*** RECORDS SUPPLIED ***

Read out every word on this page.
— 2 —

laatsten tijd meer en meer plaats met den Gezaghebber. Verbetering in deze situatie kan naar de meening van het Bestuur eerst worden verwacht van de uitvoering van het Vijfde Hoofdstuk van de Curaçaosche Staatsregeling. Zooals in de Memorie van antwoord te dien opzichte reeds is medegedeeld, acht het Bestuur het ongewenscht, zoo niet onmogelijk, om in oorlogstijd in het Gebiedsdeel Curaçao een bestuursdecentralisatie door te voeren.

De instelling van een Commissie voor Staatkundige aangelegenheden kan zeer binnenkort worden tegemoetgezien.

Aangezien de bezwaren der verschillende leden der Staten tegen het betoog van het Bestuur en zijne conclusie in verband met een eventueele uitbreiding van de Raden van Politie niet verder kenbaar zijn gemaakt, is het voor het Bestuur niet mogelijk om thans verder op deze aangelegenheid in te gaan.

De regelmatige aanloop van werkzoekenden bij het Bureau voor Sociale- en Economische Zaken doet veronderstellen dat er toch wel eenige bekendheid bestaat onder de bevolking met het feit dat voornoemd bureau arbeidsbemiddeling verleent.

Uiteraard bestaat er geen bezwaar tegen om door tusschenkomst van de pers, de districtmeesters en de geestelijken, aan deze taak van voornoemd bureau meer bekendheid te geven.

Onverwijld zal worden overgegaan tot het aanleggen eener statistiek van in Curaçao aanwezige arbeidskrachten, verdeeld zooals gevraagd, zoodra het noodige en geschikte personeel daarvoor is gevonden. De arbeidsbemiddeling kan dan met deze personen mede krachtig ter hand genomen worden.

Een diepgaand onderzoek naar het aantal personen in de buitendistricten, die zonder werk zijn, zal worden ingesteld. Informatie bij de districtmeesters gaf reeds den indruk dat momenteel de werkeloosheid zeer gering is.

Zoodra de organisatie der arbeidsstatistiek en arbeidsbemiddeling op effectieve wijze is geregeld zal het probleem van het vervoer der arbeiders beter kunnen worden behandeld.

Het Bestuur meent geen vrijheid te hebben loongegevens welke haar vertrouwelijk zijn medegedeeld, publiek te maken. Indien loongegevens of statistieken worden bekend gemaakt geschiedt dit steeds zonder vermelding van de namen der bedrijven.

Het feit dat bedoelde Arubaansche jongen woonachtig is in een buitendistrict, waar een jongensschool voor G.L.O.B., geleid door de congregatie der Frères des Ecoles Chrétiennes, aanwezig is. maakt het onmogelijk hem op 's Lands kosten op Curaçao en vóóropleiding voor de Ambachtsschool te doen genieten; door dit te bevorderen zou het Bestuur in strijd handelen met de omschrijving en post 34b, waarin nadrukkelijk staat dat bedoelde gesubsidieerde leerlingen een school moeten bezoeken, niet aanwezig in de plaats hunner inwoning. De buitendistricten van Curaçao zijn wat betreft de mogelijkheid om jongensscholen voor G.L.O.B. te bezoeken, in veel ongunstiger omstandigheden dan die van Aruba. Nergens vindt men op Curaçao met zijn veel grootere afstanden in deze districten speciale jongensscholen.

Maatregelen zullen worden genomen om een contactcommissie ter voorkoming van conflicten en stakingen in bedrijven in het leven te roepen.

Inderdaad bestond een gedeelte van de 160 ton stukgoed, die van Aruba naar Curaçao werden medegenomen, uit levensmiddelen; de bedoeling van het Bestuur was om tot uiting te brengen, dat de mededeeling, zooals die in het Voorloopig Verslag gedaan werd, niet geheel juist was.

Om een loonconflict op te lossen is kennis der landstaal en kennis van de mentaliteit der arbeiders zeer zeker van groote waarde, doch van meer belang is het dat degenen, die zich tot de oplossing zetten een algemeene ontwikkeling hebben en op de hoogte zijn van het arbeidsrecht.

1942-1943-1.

*** End of RECORDS SUPPLIED ***
*** RECORDS SUPPLIED ***

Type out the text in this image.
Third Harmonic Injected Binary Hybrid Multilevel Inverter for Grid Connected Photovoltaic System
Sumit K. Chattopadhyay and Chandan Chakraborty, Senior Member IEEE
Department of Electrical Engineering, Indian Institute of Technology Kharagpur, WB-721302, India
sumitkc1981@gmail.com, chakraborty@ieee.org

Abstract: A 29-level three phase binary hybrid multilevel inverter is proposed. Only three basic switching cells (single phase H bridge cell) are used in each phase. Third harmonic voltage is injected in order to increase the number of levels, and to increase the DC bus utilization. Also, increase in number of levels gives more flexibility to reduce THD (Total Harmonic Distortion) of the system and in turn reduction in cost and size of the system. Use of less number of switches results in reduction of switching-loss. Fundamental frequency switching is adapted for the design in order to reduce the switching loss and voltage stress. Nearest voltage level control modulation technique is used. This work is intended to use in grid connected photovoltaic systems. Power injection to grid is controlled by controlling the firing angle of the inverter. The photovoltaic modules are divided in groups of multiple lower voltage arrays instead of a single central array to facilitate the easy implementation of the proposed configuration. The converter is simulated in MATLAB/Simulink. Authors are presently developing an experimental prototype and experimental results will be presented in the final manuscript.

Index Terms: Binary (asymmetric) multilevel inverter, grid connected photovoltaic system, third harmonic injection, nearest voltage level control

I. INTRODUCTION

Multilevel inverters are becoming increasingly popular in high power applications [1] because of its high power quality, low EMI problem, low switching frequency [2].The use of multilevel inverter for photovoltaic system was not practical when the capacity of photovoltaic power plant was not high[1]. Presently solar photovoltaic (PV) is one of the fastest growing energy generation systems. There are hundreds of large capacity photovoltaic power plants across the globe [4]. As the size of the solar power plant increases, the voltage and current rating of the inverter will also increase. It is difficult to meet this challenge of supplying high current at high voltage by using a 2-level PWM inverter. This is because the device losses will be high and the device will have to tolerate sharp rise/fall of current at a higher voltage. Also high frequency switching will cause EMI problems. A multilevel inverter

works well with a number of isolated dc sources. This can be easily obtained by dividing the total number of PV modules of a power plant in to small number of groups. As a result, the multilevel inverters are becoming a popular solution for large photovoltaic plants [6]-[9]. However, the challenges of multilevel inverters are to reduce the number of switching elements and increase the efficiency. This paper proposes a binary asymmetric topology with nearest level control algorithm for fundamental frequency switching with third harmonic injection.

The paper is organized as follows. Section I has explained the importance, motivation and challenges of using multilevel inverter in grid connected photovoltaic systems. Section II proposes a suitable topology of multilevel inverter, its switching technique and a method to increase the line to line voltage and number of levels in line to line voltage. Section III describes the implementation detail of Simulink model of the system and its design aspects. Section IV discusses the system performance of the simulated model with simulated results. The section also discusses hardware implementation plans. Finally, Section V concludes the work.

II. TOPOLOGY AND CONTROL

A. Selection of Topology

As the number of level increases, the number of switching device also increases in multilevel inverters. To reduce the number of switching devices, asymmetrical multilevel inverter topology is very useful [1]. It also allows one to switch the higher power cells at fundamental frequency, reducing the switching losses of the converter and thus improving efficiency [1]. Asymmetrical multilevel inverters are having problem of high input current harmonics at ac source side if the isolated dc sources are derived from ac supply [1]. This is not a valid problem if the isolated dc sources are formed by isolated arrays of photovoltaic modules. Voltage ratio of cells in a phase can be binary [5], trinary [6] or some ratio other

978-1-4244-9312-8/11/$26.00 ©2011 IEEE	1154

*** End of RECORDS SUPPLIED ***

* _AIM OF THE EXERCISE_: What lines in the material above contain the word "zeer"? Copy them out.

* _PROBLEM SOLUTION_:
De instelling van een Commissie voor Staatkundige aangelegenheden kan zeer binnenkort worden tegemoetgezien.
Een diepgaand onderzoek naar het aantal personen in de buitendistricten, die zonder werk zijn, zal worden ingesteld. Informatie bij de districtmeesters gaf reeds den indruk dat momenteel de werkeloosheid zeer gering is.
Om een loonconflict op te lossen is kennis der landstaal en kennis van de mentaliteit der arbeiders zeer zeker van groote waarde, doch van meer belang is het dat degenen, die zich tot de oplossing zetten een algemeene ontwikkeling hebben en op de hoogte zijn van het arbeidsrecht.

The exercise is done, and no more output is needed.